-- GIVEN INSTRUCTION --
The records that follow need to be output exactly as they are.

-- DATA FOR THIS EXERCISE --
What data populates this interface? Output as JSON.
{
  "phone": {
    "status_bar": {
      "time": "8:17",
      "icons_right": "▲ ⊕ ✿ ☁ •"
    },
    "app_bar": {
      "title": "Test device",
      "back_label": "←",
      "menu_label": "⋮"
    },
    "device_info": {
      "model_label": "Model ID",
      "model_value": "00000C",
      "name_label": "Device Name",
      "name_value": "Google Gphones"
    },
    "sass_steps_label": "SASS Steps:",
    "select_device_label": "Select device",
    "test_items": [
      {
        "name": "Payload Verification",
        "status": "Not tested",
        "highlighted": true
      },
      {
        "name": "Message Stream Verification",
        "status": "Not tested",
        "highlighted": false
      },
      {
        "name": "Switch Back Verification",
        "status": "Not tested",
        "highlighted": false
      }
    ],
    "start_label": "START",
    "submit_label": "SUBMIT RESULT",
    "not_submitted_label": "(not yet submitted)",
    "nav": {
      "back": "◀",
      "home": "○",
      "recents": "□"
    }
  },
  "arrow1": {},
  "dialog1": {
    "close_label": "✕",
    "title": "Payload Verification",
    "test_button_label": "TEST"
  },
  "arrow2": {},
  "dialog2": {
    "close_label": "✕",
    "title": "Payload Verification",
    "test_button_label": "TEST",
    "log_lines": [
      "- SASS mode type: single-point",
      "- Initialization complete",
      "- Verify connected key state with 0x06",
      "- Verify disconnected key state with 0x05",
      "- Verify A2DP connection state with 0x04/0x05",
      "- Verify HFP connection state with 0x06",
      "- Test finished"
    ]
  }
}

-- REPLY --
What data populates this interface? Output as JSON.
{
  "phone": {
    "status_bar": {
      "time": "8:17",
      "icons_right": "▲ ⊕ ✿ ☁ •"
    },
    "app_bar": {
      "title": "Test device",
      "back_label": "←",
      "menu_label": "⋮"
    },
    "device_info": {
      "model_label": "Model ID",
      "model_value": "00000C",
      "name_label": "Device Name",
      "name_value": "Google Gphones"
    },
    "sass_steps_label": "SASS Steps:",
    "select_device_label": "Select device",
    "test_items": [
      {
        "name": "Payload Verification",
        "status": "Not tested",
        "highlighted": true
      },
      {
        "name": "Message Stream Verification",
        "status": "Not tested",
        "highlighted": false
      },
      {
        "name": "Switch Back Verification",
        "status": "Not tested",
        "highlighted": false
      }
    ],
    "start_label": "START",
    "submit_label": "SUBMIT RESULT",
    "not_submitted_label": "(not yet submitted)",
    "nav": {
      "back": "◀",
      "home": "○",
      "recents": "□"
    }
  },
  "arrow1": {},
  "dialog1": {
    "close_label": "✕",
    "title": "Payload Verification",
    "test_button_label": "TEST"
  },
  "arrow2": {},
  "dialog2": {
    "close_label": "✕",
    "title": "Payload Verification",
    "test_button_label": "TEST",
    "log_lines": [
      "- SASS mode type: single-point",
      "- Initialization complete",
      "- Verify connected key state with 0x06",
      "- Verify disconnected key state with 0x05",
      "- Verify A2DP connection state with 0x04/0x05",
      "- Verify HFP connection state with 0x06",
      "- Test finished"
    ]
  }
}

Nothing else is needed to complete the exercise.